Reisetagebuch

Mosambik-Blog

Wachmann berichtet von Bewahrung in höchster Not
28.02.2016 Tag 3

Wir sind bei der Maranatha-Missionsgemeinde in Infulene (ca. 9 km von Maputo entfernt) zum Gottesdienst eingeladen. Das Gebäude ist seit mehreren Jahren im Rohbau. Sonntags wird eine große Lastwagenplane über den ca. 65 Besuchern gespannt. In abwechselnder Folge singen verschiedene Teams über 40 Minuten lang Loblieder. Dazwischen erzählt der 54-jährige Hilarion der Gemeinde ein eindrückliches Zeugnis.

# Datenauszüge:
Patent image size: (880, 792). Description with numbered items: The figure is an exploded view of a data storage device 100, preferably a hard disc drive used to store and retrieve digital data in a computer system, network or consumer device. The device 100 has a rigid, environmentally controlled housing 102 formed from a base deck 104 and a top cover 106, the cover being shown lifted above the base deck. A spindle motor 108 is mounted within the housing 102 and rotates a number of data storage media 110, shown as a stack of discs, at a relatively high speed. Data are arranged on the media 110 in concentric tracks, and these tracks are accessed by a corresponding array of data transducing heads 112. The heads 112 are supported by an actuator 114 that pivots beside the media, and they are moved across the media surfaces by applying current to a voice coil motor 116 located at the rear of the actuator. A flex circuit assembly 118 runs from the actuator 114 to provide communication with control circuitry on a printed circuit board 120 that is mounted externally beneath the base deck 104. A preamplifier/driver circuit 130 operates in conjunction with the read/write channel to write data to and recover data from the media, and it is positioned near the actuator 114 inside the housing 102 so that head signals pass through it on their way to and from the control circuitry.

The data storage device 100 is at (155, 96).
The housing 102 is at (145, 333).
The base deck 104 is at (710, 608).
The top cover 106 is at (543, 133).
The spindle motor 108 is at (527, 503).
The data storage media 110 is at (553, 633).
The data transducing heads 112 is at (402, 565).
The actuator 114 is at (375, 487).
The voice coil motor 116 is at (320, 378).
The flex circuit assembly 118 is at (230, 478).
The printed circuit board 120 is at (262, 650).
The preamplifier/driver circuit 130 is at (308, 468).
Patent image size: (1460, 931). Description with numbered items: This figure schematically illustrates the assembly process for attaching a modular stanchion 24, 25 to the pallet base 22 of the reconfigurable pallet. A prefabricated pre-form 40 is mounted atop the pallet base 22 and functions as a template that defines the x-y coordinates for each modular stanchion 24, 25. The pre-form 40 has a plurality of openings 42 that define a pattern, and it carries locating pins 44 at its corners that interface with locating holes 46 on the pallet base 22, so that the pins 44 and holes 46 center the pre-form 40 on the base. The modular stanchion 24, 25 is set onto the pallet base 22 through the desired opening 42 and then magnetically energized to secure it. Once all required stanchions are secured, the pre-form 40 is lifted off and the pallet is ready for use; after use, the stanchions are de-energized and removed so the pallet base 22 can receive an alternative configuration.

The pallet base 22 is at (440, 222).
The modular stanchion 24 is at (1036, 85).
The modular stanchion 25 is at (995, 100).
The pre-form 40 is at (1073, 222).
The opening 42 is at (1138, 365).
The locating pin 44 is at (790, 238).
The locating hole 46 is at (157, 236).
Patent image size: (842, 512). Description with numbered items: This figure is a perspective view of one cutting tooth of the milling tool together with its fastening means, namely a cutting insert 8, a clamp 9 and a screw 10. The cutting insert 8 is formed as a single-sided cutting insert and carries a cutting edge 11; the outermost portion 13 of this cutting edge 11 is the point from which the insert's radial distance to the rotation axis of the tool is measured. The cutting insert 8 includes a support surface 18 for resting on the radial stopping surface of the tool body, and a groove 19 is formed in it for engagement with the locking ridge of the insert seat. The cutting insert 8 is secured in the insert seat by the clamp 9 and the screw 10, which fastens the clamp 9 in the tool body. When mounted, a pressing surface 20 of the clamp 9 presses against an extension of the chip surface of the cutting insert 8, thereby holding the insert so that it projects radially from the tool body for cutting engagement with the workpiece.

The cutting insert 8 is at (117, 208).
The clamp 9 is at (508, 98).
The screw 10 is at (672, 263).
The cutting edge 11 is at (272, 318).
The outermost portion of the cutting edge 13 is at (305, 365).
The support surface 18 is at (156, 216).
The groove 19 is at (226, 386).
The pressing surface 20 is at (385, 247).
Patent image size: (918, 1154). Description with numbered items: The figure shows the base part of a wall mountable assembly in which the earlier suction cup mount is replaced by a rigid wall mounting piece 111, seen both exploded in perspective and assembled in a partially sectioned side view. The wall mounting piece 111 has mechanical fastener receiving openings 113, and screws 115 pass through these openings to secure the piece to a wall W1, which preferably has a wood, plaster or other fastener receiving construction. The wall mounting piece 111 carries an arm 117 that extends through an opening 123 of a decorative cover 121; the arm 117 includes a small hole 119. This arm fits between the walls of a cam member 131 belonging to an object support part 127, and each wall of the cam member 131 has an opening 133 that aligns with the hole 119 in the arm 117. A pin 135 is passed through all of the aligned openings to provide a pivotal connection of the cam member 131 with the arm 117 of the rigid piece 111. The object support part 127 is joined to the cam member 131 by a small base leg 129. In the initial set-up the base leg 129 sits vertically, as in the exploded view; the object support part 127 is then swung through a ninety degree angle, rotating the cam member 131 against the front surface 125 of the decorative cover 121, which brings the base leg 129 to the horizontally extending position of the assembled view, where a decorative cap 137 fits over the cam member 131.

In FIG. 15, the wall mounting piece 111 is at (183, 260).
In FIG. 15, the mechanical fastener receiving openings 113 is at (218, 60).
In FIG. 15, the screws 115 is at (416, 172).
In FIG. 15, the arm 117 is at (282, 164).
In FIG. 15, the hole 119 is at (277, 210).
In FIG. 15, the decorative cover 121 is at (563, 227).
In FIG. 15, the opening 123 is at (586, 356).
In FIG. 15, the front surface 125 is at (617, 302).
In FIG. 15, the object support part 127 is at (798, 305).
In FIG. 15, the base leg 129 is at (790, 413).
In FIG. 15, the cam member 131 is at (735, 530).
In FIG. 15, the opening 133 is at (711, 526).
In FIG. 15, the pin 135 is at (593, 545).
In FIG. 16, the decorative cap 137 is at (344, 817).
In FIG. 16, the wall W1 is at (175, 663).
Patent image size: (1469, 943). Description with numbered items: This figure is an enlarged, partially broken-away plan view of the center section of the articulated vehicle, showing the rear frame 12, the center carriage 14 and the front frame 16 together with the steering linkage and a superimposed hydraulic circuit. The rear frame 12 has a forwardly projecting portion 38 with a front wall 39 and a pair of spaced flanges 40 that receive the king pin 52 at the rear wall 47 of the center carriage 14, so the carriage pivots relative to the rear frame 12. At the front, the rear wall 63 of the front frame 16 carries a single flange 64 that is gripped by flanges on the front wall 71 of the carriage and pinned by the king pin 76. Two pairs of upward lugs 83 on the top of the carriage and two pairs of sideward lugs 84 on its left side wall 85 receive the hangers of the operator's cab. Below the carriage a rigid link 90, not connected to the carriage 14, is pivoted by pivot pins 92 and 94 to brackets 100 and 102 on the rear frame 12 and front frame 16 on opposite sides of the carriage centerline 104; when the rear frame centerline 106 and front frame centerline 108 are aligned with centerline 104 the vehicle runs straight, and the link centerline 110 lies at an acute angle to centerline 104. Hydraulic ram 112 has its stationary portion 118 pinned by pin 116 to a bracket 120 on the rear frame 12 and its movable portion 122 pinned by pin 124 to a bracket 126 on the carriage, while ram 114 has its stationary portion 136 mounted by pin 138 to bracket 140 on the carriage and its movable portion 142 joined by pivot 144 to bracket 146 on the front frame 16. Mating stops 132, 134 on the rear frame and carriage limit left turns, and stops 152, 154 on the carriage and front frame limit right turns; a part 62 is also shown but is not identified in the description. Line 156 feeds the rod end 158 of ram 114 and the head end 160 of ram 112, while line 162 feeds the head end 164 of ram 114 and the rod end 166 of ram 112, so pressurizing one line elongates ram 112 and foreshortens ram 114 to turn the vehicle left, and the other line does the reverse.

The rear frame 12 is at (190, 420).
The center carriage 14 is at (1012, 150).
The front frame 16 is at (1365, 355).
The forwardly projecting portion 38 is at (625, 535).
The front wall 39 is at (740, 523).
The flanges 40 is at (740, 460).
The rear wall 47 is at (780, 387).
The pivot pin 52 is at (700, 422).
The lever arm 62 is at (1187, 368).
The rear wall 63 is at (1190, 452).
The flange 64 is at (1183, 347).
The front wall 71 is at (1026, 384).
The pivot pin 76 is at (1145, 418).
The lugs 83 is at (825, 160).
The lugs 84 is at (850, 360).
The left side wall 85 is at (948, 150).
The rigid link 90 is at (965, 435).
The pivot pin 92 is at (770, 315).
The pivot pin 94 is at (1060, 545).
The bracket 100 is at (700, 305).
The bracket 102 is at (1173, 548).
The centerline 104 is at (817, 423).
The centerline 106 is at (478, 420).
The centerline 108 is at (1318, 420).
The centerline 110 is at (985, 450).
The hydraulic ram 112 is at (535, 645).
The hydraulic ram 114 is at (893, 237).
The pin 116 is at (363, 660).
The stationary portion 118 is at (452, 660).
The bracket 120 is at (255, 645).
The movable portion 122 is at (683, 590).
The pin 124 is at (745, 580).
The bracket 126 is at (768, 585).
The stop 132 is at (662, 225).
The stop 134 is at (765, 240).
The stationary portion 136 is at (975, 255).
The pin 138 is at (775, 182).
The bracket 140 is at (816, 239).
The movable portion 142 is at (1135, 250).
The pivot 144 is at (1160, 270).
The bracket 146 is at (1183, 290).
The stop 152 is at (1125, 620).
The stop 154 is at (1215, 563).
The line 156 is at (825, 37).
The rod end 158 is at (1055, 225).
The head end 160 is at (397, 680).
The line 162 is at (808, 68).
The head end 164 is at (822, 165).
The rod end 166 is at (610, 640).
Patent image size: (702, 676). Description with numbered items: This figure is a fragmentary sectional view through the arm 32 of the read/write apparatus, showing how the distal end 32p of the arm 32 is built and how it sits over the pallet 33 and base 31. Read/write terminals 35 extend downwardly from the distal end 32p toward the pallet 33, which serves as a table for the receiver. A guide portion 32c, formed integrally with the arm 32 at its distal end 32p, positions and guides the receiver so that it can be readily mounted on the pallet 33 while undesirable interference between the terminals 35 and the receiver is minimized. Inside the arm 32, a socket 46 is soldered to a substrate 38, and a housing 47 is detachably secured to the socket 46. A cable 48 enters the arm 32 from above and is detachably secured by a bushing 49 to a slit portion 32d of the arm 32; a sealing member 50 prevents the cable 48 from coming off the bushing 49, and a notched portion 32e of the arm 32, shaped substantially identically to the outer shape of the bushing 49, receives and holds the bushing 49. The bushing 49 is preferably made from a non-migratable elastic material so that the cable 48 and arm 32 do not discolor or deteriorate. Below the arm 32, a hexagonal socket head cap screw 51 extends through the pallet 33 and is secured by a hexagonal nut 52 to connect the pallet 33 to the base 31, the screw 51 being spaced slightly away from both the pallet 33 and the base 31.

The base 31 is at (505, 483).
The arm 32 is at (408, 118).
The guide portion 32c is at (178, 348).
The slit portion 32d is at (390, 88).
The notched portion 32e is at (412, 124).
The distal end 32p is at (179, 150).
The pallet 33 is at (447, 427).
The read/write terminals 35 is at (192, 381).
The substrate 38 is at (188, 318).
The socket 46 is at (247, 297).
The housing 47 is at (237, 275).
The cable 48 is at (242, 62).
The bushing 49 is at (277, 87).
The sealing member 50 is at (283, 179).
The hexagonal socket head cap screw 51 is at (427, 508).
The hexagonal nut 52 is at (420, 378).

# Aufgaben:
- A) Nenne alle geografischen Namen (Länder und Orte), die im Blogeintrag vorkommen.
- B) Wie lange singen die Teams laut dem Blogeintrag Loblieder?
- C) Kopiere aus dem Blogeintrag wortgetreu den Abschnitt, der mit „Mosambik-Blog“ beginnt und bis einschließlich „ein eindrückliches Zeugnis.“ reicht.

# Lösungen:
- A) Mosambik, Infulene, Maputo

- B) Über 40 Minuten lang.

- C)
Mosambik-Blog

Wachmann berichtet von Bewahrung in höchster Not
28.02.2016 Tag 3

Wir sind bei der Maranatha-Missionsgemeinde in Infulene (ca. 9 km von Maputo entfernt) zum Gottesdienst eingeladen. Das Gebäude ist seit mehreren Jahren im Rohbau. Sonntags wird eine große Lastwagenplane über den ca. 65 Besuchern gespannt. In abwechselnder Folge singen verschiedene Teams über 40 Minuten lang Loblieder. Dazwischen erzählt der 54-jährige Hilarion der Gemeinde ein eindrückliches Zeugnis.